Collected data
---*---

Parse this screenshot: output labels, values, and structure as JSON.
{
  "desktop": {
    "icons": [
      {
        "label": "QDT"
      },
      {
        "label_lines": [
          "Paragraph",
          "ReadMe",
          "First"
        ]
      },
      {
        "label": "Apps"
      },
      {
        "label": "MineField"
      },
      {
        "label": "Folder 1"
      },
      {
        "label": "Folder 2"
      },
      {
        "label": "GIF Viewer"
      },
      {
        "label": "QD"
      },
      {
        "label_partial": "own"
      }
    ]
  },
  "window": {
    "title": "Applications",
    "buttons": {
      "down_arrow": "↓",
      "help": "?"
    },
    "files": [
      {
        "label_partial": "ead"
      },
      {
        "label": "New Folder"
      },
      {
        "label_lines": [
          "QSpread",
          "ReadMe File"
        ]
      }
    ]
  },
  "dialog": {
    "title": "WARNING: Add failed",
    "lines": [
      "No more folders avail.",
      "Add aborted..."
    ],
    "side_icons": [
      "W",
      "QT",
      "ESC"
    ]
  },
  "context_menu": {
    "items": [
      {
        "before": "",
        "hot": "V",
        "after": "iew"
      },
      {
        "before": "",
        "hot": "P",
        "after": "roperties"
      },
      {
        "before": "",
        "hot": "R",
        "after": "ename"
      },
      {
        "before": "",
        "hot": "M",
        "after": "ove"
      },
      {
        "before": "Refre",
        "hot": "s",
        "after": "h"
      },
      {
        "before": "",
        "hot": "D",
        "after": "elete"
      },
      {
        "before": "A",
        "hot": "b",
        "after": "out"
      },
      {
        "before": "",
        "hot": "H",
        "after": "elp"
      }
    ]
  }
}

---*---

Write the material out again word for word.

Parse this screenshot: output labels, values, and structure as JSON.
{
  "desktop": {
    "icons": [
      {
        "label": "QDT"
      },
      {
        "label_lines": [
          "Paragraph",
          "ReadMe",
          "First"
        ]
      },
      {
        "label": "Apps"
      },
      {
        "label": "MineField"
      },
      {
        "label": "Folder 1"
      },
      {
        "label": "Folder 2"
      },
      {
        "label": "GIF Viewer"
      },
      {
        "label": "QD"
      },
      {
        "label_partial": "own"
      }
    ]
  },
  "window": {
    "title": "Applications",
    "buttons": {
      "down_arrow": "↓",
      "help": "?"
    },
    "files": [
      {
        "label_partial": "ead"
      },
      {
        "label": "New Folder"
      },
      {
        "label_lines": [
          "QSpread",
          "ReadMe File"
        ]
      }
    ]
  },
  "dialog": {
    "title": "WARNING: Add failed",
    "lines": [
      "No more folders avail.",
      "Add aborted..."
    ],
    "side_icons": [
      "W",
      "QT",
      "ESC"
    ]
  },
  "context_menu": {
    "items": [
      {
        "before": "",
        "hot": "V",
        "after": "iew"
      },
      {
        "before": "",
        "hot": "P",
        "after": "roperties"
      },
      {
        "before": "",
        "hot": "R",
        "after": "ename"
      },
      {
        "before": "",
        "hot": "M",
        "after": "ove"
      },
      {
        "before": "Refre",
        "hot": "s",
        "after": "h"
      },
      {
        "before": "",
        "hot": "D",
        "after": "elete"
      },
      {
        "before": "A",
        "hot": "b",
        "after": "out"
      },
      {
        "before": "",
        "hot": "H",
        "after": "elp"
      }
    ]
  }
}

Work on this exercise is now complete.